Entries from a dataset
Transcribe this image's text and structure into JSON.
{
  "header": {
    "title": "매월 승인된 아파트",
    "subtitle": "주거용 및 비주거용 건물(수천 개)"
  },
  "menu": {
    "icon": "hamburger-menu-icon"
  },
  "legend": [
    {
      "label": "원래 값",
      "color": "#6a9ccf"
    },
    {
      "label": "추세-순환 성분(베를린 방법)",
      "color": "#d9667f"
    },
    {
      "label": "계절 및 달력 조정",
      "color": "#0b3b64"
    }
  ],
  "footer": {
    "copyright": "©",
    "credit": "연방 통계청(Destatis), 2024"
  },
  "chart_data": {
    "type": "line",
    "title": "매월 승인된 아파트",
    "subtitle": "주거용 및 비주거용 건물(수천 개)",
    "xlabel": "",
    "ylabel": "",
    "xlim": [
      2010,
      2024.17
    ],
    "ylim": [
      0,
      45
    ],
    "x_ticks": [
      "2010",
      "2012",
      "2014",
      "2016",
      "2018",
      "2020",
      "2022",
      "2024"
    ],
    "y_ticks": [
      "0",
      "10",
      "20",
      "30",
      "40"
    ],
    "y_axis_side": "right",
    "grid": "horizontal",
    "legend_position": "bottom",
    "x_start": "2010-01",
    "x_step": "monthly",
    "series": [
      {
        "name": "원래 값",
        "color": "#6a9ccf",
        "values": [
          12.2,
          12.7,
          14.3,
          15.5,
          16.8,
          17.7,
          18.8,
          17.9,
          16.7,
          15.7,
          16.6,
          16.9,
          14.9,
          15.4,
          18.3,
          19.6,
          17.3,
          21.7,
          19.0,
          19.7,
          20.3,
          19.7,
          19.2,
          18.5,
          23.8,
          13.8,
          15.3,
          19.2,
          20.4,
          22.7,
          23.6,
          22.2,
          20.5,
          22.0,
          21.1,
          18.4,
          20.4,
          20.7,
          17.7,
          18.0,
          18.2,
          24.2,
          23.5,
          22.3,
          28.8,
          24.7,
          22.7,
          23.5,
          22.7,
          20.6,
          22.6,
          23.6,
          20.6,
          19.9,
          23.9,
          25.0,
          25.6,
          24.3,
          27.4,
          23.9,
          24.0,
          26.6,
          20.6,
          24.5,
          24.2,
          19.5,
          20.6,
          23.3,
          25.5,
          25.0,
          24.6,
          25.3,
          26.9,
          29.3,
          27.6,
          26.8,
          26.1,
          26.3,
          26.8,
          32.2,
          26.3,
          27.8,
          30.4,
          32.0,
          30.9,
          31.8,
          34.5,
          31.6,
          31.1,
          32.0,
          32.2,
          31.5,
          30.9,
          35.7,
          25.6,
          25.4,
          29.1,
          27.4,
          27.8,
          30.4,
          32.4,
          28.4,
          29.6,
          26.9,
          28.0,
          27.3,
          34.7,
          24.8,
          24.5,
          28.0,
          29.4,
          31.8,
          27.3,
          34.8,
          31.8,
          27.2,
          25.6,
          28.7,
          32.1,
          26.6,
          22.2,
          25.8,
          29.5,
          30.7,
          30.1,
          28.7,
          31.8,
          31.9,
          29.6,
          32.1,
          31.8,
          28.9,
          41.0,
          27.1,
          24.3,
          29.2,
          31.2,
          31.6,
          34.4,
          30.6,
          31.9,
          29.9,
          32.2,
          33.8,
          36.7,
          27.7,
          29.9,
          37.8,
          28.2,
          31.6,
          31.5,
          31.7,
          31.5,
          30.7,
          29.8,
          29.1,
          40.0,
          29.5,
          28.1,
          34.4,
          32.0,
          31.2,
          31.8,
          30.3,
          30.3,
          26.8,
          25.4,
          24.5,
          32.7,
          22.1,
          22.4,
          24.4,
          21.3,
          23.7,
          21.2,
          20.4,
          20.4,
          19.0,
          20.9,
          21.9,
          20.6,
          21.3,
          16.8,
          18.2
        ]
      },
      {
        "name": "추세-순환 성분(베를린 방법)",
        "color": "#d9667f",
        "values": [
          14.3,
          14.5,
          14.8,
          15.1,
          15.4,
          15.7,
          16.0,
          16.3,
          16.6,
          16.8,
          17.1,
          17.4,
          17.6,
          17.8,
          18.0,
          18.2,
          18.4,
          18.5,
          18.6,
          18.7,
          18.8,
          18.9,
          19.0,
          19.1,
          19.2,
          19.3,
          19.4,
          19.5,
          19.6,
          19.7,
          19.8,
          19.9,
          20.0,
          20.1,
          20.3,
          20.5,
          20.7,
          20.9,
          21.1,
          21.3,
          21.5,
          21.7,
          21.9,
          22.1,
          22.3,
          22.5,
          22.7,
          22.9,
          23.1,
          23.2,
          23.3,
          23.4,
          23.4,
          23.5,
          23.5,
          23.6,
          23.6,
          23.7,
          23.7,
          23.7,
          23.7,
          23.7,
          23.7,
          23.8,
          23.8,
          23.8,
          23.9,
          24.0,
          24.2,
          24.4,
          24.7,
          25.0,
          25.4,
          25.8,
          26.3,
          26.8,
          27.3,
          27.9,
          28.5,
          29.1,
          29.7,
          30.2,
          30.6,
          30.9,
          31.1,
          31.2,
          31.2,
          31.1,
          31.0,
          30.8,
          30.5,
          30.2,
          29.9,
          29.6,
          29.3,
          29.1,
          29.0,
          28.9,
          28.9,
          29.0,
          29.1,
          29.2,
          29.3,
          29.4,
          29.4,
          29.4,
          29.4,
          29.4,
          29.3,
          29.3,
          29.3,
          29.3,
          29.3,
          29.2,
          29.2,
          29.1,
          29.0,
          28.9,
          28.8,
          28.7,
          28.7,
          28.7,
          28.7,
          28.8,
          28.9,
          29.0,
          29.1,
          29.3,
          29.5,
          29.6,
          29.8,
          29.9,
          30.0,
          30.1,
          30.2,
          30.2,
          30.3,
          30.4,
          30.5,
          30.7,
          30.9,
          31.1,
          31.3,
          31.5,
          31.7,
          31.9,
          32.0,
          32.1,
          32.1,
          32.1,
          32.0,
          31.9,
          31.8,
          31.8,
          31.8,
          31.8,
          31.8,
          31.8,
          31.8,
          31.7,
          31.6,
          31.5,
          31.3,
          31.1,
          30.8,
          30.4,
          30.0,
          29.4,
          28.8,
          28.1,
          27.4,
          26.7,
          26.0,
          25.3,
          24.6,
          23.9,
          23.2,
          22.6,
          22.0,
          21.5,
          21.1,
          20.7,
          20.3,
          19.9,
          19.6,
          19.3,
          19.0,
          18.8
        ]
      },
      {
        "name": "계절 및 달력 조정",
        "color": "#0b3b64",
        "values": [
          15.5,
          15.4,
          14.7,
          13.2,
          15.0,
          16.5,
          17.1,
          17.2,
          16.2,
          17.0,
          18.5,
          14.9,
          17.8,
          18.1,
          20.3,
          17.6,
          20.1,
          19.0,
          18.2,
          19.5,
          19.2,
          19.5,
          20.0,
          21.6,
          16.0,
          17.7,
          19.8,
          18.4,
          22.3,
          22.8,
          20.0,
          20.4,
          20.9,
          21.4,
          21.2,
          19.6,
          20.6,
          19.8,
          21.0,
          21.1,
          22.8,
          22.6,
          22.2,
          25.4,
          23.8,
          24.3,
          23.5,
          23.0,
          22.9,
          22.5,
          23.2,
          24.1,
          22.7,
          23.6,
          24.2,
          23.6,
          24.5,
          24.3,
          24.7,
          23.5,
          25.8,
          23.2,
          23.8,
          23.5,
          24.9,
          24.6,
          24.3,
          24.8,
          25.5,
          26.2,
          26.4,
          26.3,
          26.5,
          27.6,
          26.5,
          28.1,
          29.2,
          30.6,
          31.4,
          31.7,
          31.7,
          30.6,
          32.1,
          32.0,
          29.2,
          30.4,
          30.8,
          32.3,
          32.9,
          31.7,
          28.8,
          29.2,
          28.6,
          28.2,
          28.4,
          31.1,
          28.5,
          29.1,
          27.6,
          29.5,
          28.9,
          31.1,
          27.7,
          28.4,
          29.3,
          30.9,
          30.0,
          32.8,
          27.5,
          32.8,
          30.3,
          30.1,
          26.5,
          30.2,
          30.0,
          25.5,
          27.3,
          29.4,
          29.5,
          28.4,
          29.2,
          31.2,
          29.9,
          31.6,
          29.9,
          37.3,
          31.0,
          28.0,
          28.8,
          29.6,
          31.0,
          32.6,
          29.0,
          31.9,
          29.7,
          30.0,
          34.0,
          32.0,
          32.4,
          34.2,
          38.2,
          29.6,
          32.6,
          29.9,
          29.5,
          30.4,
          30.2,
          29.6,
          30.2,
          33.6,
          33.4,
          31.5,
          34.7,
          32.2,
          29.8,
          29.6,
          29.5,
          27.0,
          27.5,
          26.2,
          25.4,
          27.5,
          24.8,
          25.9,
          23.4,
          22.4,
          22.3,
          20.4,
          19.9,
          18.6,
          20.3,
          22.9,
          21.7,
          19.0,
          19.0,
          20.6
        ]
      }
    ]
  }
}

> _THE TASK_
Determine the number of lines in the entries above where the string "비주거용" appears. Answer with the number alone.

> _SOLUTION FOR THIS PROBLEM_
2